● **Task to complete**: Reproduce every line of the records below verbatim, leaving out the pictures.

● **Supplied data**:
....................

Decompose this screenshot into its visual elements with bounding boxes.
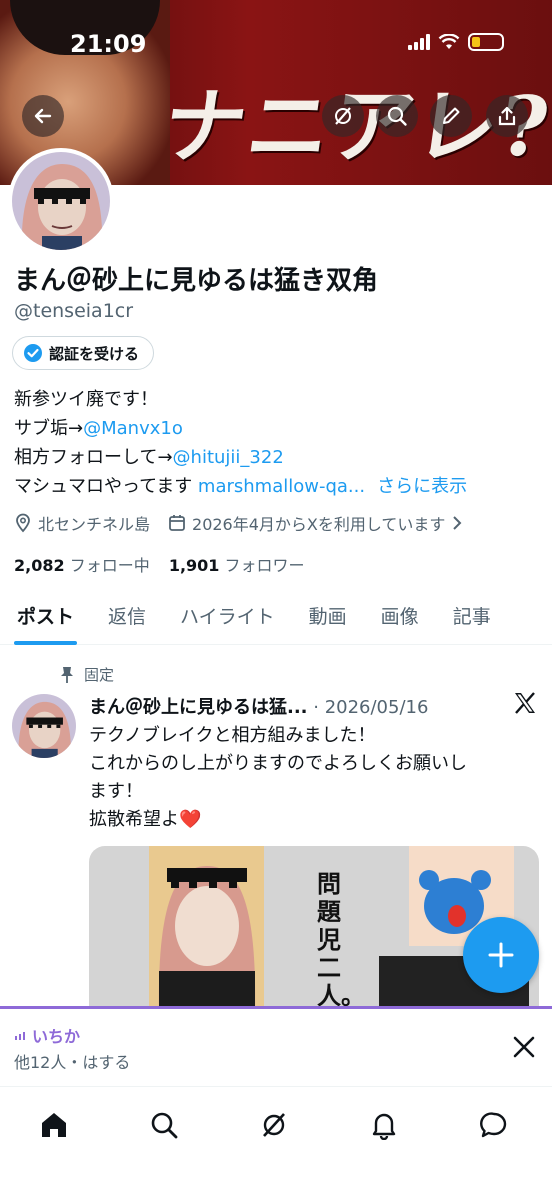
profile-avatar[interactable] <box>8 148 114 254</box>
profile-name: まん＠砂上に見ゆるは猛き双角 <box>14 266 379 296</box>
followers-link[interactable]: 1,901 フォロワー <box>169 556 305 575</box>
sub-account-link[interactable]: @Manvx1o <box>83 418 183 439</box>
grok-icon <box>263 1113 285 1137</box>
audio-bars-icon <box>15 1032 25 1040</box>
avatar-image <box>12 152 110 250</box>
close-icon[interactable] <box>512 1035 536 1059</box>
battery-icon <box>468 33 504 51</box>
signal-icon <box>408 34 430 50</box>
tab-replies[interactable]: 返信 <box>91 596 163 644</box>
verified-badge-icon <box>24 344 42 362</box>
chat-bubble-icon <box>480 1112 507 1138</box>
post-header: まん＠砂上に見ゆるは猛... · 2026/05/16 <box>89 697 429 718</box>
location-icon <box>16 513 30 533</box>
plus-icon <box>488 942 514 968</box>
grok-icon <box>335 107 351 125</box>
marshmallow-link[interactable]: marshmallow-qa... <box>198 476 365 497</box>
location-text: 北センチネル島 <box>38 515 151 534</box>
nav-search[interactable] <box>144 1105 184 1145</box>
tab-posts[interactable]: ポスト <box>0 596 91 645</box>
spaces-bar[interactable]: いちか 他12人・はする <box>0 1006 552 1086</box>
profile-tabs: ポスト 返信 ハイライト 動画 画像 記事 <box>0 596 552 645</box>
x-logo-icon[interactable] <box>512 690 538 716</box>
tab-videos[interactable]: 動画 <box>292 596 364 644</box>
nav-home[interactable] <box>34 1105 74 1145</box>
status-time: 21:09 <box>70 30 147 58</box>
status-icons <box>408 33 504 51</box>
joined-date: 2026年4月からXを利用しています <box>192 515 446 534</box>
edit-button[interactable] <box>430 95 472 137</box>
home-icon <box>42 1113 66 1137</box>
profile-meta: 北センチネル島 2026年4月からXを利用しています <box>14 511 463 535</box>
search-icon <box>151 1112 178 1139</box>
grok-button[interactable] <box>322 95 364 137</box>
tab-highlights[interactable]: ハイライト <box>163 596 292 644</box>
avatar-image <box>12 694 76 758</box>
post-date[interactable]: 2026/05/16 <box>325 697 429 718</box>
calendar-icon <box>169 515 185 531</box>
bio-line: マシュマロやってます marshmallow-qa... さらに表示 <box>14 476 468 497</box>
get-verified-label: 認証を受ける <box>49 344 140 363</box>
nav-messages[interactable] <box>474 1105 514 1145</box>
share-button[interactable] <box>486 95 528 137</box>
tab-articles[interactable]: 記事 <box>436 596 508 644</box>
bell-icon <box>372 1113 396 1140</box>
media-caption: 問題児二人。 <box>317 869 365 1010</box>
profile-bio: 新参ツイ廃です！ サブ垢→@Manvx1o 相方フォローして→@hitujii_… <box>14 385 467 501</box>
pin-icon <box>61 666 73 683</box>
pinned-indicator: 固定 <box>60 664 114 685</box>
bio-line: 相方フォローして→@hitujii_322 <box>14 447 284 468</box>
get-verified-button[interactable]: 認証を受ける <box>12 336 155 370</box>
following-link[interactable]: 2,082 フォロー中 <box>14 556 150 575</box>
bio-line: サブ垢→@Manvx1o <box>14 418 183 439</box>
show-more-link[interactable]: さらに表示 <box>377 476 467 497</box>
tab-images[interactable]: 画像 <box>364 596 436 644</box>
share-icon <box>498 106 516 126</box>
nav-grok[interactable] <box>254 1105 294 1145</box>
back-button[interactable] <box>22 95 64 137</box>
compose-button[interactable] <box>463 917 539 993</box>
follow-counts: 2,082 フォロー中 1,901 フォロワー <box>14 552 305 576</box>
arrow-left-icon <box>34 108 52 124</box>
space-subtitle: 他12人・はする <box>14 1053 131 1072</box>
nav-notifications[interactable] <box>364 1105 404 1145</box>
profile-handle: @tenseia1cr <box>14 300 134 322</box>
bottom-nav <box>0 1086 552 1201</box>
bio-line: 新参ツイ廃です！ <box>14 389 158 410</box>
search-icon <box>387 106 407 126</box>
chevron-right-icon[interactable] <box>451 515 463 531</box>
search-button[interactable] <box>376 95 418 137</box>
post-text: テクノブレイクと相方組みました！ これからのし上がりますのでよろしくお願いし ま… <box>89 725 467 830</box>
partner-account-link[interactable]: @hitujii_322 <box>173 447 284 468</box>
pencil-icon <box>443 107 460 124</box>
post-author[interactable]: まん＠砂上に見ゆるは猛... <box>89 697 308 718</box>
wifi-icon <box>438 34 460 49</box>
space-host: いちか <box>14 1023 80 1047</box>
post-avatar[interactable] <box>12 694 76 758</box>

....................

● **Answer to this exercise**:
Decompose this screenshot into its visual elements with bounding boxes.
profile-avatar[interactable] <box>8 148 114 254</box>
profile-name: まん＠砂上に見ゆるは猛き双角 <box>14 266 379 296</box>
followers-link[interactable]: 1,901 フォロワー <box>169 556 305 575</box>
sub-account-link[interactable]: @Manvx1o <box>83 418 183 439</box>
grok-icon <box>263 1113 285 1137</box>
audio-bars-icon <box>15 1032 25 1040</box>
avatar-image <box>12 152 110 250</box>
close-icon[interactable] <box>512 1035 536 1059</box>
battery-icon <box>468 33 504 51</box>
signal-icon <box>408 34 430 50</box>
tab-replies[interactable]: 返信 <box>91 596 163 644</box>
verified-badge-icon <box>24 344 42 362</box>
chat-bubble-icon <box>480 1112 507 1138</box>
post-header: まん＠砂上に見ゆるは猛... · 2026/05/16 <box>89 697 429 718</box>
location-icon <box>16 513 30 533</box>
plus-icon <box>488 942 514 968</box>
grok-icon <box>335 107 351 125</box>
marshmallow-link[interactable]: marshmallow-qa... <box>198 476 365 497</box>
location-text: 北センチネル島 <box>38 515 151 534</box>
nav-search[interactable] <box>144 1105 184 1145</box>
tab-posts[interactable]: ポスト <box>0 596 91 645</box>
spaces-bar[interactable]: いちか 他12人・はする <box>0 1006 552 1086</box>
profile-tabs: ポスト 返信 ハイライト 動画 画像 記事 <box>0 596 552 645</box>
x-logo-icon[interactable] <box>512 690 538 716</box>
tab-videos[interactable]: 動画 <box>292 596 364 644</box>
nav-home[interactable] <box>34 1105 74 1145</box>
status-time: 21:09 <box>70 30 147 58</box>
status-icons <box>408 33 504 51</box>
joined-date: 2026年4月からXを利用しています <box>192 515 446 534</box>
edit-button[interactable] <box>430 95 472 137</box>
home-icon <box>42 1113 66 1137</box>
profile-meta: 北センチネル島 2026年4月からXを利用しています <box>14 511 463 535</box>
search-icon <box>151 1112 178 1139</box>
grok-button[interactable] <box>322 95 364 137</box>
tab-highlights[interactable]: ハイライト <box>163 596 292 644</box>
avatar-image <box>12 694 76 758</box>
post-date[interactable]: 2026/05/16 <box>325 697 429 718</box>
calendar-icon <box>169 515 185 531</box>
bio-line: マシュマロやってます marshmallow-qa... さらに表示 <box>14 476 468 497</box>
get-verified-label: 認証を受ける <box>49 344 140 363</box>
nav-messages[interactable] <box>474 1105 514 1145</box>
share-button[interactable] <box>486 95 528 137</box>
tab-articles[interactable]: 記事 <box>436 596 508 644</box>
bell-icon <box>372 1113 396 1140</box>
media-caption: 問題児二人。 <box>317 869 365 1010</box>
profile-bio: 新参ツイ廃です！ サブ垢→@Manvx1o 相方フォローして→@hitujii_… <box>14 385 467 501</box>
pin-icon <box>61 666 73 683</box>
pinned-indicator: 固定 <box>60 664 114 685</box>
bio-line: 相方フォローして→@hitujii_322 <box>14 447 284 468</box>
get-verified-button[interactable]: 認証を受ける <box>12 336 155 370</box>
following-link[interactable]: 2,082 フォロー中 <box>14 556 150 575</box>
bio-line: サブ垢→@Manvx1o <box>14 418 183 439</box>
show-more-link[interactable]: さらに表示 <box>377 476 467 497</box>
tab-images[interactable]: 画像 <box>364 596 436 644</box>
share-icon <box>498 106 516 126</box>
nav-grok[interactable] <box>254 1105 294 1145</box>
back-button[interactable] <box>22 95 64 137</box>
compose-button[interactable] <box>463 917 539 993</box>
follow-counts: 2,082 フォロー中 1,901 フォロワー <box>14 552 305 576</box>
arrow-left-icon <box>34 108 52 124</box>
space-subtitle: 他12人・はする <box>14 1053 131 1072</box>
nav-notifications[interactable] <box>364 1105 404 1145</box>
profile-handle: @tenseia1cr <box>14 300 134 322</box>
bottom-nav <box>0 1086 552 1201</box>
bio-line: 新参ツイ廃です！ <box>14 389 158 410</box>
search-icon <box>387 106 407 126</box>
chevron-right-icon[interactable] <box>451 515 463 531</box>
search-button[interactable] <box>376 95 418 137</box>
post-text: テクノブレイクと相方組みました！ これからのし上がりますのでよろしくお願いし ま… <box>89 725 467 830</box>
partner-account-link[interactable]: @hitujii_322 <box>173 447 284 468</box>
pencil-icon <box>443 107 460 124</box>
post-author[interactable]: まん＠砂上に見ゆるは猛... <box>89 697 308 718</box>
wifi-icon <box>438 34 460 49</box>
space-host: いちか <box>14 1023 80 1047</box>
post-avatar[interactable] <box>12 694 76 758</box>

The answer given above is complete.